YOUR INSTRUCTIONS -> Your task is to filter the data below down to the lines holding "IKEA".

SOURCE DATA ->
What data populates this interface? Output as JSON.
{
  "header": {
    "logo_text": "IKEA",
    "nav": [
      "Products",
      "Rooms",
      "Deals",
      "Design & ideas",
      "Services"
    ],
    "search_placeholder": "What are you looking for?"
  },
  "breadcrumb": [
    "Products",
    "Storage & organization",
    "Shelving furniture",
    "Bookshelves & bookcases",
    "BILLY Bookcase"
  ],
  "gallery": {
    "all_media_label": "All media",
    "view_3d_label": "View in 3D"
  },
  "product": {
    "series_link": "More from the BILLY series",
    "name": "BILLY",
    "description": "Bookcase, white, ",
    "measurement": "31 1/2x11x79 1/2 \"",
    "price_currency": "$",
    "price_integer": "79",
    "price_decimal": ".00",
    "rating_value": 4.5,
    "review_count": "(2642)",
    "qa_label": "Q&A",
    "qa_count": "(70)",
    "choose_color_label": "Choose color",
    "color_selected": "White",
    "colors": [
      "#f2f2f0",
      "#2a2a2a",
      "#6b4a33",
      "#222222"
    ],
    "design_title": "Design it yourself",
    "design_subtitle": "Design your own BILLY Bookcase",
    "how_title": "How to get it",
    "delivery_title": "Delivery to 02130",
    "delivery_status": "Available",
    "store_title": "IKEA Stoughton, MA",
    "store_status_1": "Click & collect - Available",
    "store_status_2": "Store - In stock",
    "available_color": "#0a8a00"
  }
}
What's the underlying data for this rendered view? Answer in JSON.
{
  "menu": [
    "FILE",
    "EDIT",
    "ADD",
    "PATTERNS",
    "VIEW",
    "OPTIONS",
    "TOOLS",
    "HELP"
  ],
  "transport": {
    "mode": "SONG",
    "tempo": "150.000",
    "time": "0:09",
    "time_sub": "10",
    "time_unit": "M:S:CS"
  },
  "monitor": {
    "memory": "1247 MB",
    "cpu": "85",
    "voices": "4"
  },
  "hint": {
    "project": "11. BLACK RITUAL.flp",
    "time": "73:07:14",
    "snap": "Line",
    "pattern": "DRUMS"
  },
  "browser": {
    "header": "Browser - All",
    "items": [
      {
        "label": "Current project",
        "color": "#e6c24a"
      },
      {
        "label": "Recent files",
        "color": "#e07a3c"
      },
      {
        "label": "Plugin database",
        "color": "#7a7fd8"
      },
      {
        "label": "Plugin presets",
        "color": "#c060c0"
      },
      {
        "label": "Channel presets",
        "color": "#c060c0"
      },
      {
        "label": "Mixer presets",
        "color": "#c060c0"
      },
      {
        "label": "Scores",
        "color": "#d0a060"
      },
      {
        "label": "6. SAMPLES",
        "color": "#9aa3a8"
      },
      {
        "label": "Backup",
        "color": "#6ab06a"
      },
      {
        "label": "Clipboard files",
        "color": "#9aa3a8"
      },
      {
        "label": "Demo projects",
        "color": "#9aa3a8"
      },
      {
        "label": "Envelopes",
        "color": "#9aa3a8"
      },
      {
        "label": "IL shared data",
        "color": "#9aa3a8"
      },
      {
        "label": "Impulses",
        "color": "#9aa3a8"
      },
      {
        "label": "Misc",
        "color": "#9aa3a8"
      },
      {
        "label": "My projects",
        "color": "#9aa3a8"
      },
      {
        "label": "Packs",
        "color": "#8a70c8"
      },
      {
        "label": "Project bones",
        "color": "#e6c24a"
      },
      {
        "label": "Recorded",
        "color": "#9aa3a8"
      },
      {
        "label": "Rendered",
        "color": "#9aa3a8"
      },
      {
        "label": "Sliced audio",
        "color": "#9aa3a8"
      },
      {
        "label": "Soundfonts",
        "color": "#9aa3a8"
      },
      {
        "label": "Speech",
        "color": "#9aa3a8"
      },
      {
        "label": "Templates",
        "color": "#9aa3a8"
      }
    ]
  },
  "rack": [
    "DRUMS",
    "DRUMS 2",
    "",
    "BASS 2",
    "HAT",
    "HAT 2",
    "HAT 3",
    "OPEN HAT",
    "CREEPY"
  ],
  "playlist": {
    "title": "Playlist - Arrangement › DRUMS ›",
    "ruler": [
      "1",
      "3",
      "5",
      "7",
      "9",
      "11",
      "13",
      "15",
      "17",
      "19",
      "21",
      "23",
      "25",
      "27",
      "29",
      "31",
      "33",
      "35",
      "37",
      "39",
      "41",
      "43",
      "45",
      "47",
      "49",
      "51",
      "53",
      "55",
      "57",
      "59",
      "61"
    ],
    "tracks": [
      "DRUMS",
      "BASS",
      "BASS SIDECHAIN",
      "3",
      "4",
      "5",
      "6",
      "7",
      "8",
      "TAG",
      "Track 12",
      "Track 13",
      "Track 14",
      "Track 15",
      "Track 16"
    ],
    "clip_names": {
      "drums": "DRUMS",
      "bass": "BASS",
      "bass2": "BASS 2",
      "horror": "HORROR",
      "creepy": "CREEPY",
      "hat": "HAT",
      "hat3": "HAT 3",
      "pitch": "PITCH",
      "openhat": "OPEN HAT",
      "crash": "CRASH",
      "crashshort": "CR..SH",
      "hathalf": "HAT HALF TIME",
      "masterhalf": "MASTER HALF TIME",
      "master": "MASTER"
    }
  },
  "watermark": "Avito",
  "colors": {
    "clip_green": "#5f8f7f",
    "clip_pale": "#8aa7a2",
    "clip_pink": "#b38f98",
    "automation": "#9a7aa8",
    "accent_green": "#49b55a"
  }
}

SOLVED EXERCISE ->
    "logo_text": "IKEA",
    "store_title": "IKEA Stoughton, MA",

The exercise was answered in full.